#### EXTRACTED DATA

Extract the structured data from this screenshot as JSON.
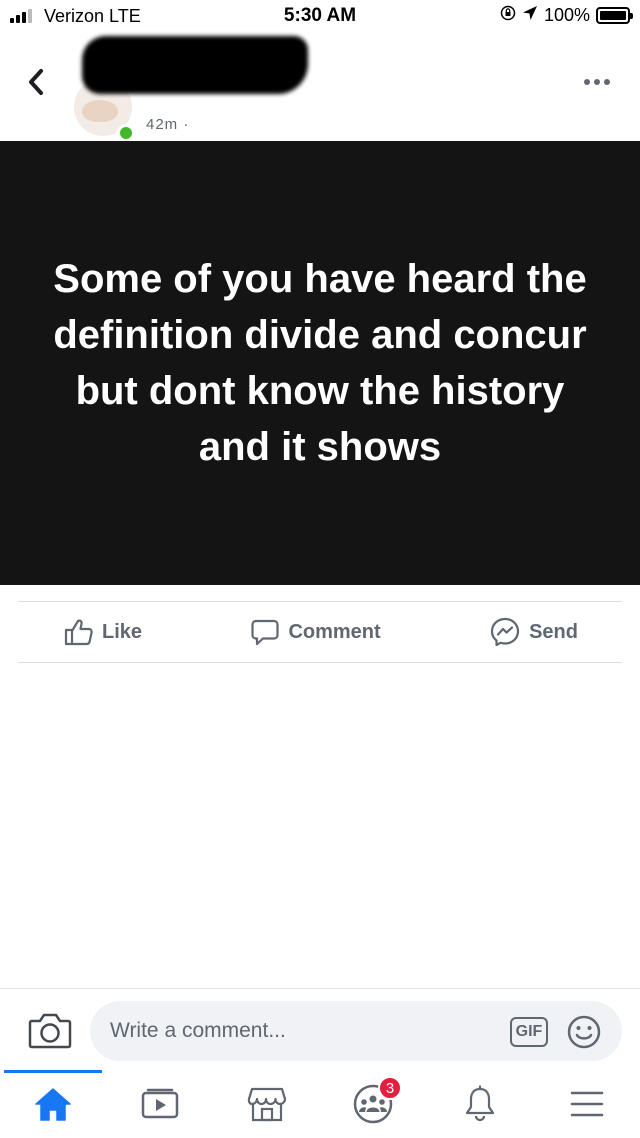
{
  "status_bar": {
    "carrier": "Verizon  LTE",
    "time": "5:30 AM",
    "battery": "100%",
    "battery_level": 1.0
  },
  "post": {
    "meta_fragment": "42m · ",
    "text": "Some of you have heard the definition divide and concur but dont know the history and it shows"
  },
  "actions": {
    "like": "Like",
    "comment": "Comment",
    "send": "Send"
  },
  "composer": {
    "placeholder": "Write a comment...",
    "gif": "GIF"
  },
  "tab_bar": {
    "active": "home",
    "groups_badge": "3"
  },
  "colors": {
    "accent": "#1877f2",
    "post_background": "#141414",
    "online": "#42b72a",
    "badge": "#e41e3f"
  }
}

########

Leave out the pictures and output the rest of the material exactly as written.

SOLUTION FOR THIS TASK:
Extract the structured data from this screenshot as JSON.
{
  "status_bar": {
    "carrier": "Verizon  LTE",
    "time": "5:30 AM",
    "battery": "100%",
    "battery_level": 1.0
  },
  "post": {
    "meta_fragment": "42m · ",
    "text": "Some of you have heard the definition divide and concur but dont know the history and it shows"
  },
  "actions": {
    "like": "Like",
    "comment": "Comment",
    "send": "Send"
  },
  "composer": {
    "placeholder": "Write a comment...",
    "gif": "GIF"
  },
  "tab_bar": {
    "active": "home",
    "groups_badge": "3"
  },
  "colors": {
    "accent": "#1877f2",
    "post_background": "#141414",
    "online": "#42b72a",
    "badge": "#e41e3f"
  }
}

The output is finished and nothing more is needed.